= Task brief =
Retype the data that follows line by line, exactly, and leave its pictures out.

---

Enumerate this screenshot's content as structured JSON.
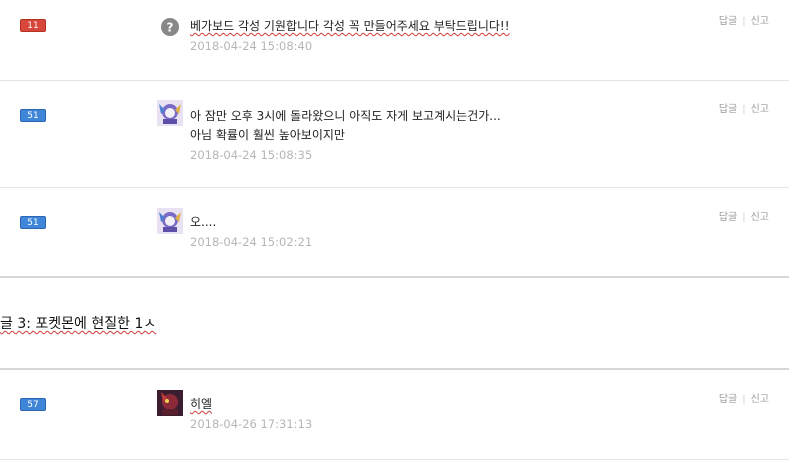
{
  "comments": [
    {
      "badge": "11",
      "badge_color": "#d9473b",
      "avatar": "question-avatar",
      "lines": [
        "베가보드 각성 기원합니다 각성 꼭 만들어주세요 부탁드립니다!!"
      ],
      "time": "2018-04-24 15:08:40",
      "reply": "답글",
      "report": "신고"
    },
    {
      "badge": "51",
      "badge_color": "#3f86d9",
      "avatar": "character-avatar",
      "lines": [
        "아 잠만 오후 3시에 돌라왔으니 아직도 자게 보고계시는건가...",
        "아님 확률이 훨씬 높아보이지만"
      ],
      "time": "2018-04-24 15:08:35",
      "reply": "답글",
      "report": "신고"
    },
    {
      "badge": "51",
      "badge_color": "#3f86d9",
      "avatar": "character-avatar",
      "lines": [
        "오...."
      ],
      "time": "2018-04-24 15:02:21",
      "reply": "답글",
      "report": "신고"
    },
    {
      "badge": "57",
      "badge_color": "#3f86d9",
      "avatar": "dark-character-avatar",
      "lines": [
        "히엘"
      ],
      "time": "2018-04-26 17:31:13",
      "reply": "답글",
      "report": "신고"
    }
  ],
  "section": {
    "title": "글 3: 포켓몬에 현질한 1ㅅ"
  }
}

---

= Task answer =
Enumerate this screenshot's content as structured JSON.
{
  "comments": [
    {
      "badge": "11",
      "badge_color": "#d9473b",
      "avatar": "question-avatar",
      "lines": [
        "베가보드 각성 기원합니다 각성 꼭 만들어주세요 부탁드립니다!!"
      ],
      "time": "2018-04-24 15:08:40",
      "reply": "답글",
      "report": "신고"
    },
    {
      "badge": "51",
      "badge_color": "#3f86d9",
      "avatar": "character-avatar",
      "lines": [
        "아 잠만 오후 3시에 돌라왔으니 아직도 자게 보고계시는건가...",
        "아님 확률이 훨씬 높아보이지만"
      ],
      "time": "2018-04-24 15:08:35",
      "reply": "답글",
      "report": "신고"
    },
    {
      "badge": "51",
      "badge_color": "#3f86d9",
      "avatar": "character-avatar",
      "lines": [
        "오...."
      ],
      "time": "2018-04-24 15:02:21",
      "reply": "답글",
      "report": "신고"
    },
    {
      "badge": "57",
      "badge_color": "#3f86d9",
      "avatar": "dark-character-avatar",
      "lines": [
        "히엘"
      ],
      "time": "2018-04-26 17:31:13",
      "reply": "답글",
      "report": "신고"
    }
  ],
  "section": {
    "title": "글 3: 포켓몬에 현질한 1ㅅ"
  }
}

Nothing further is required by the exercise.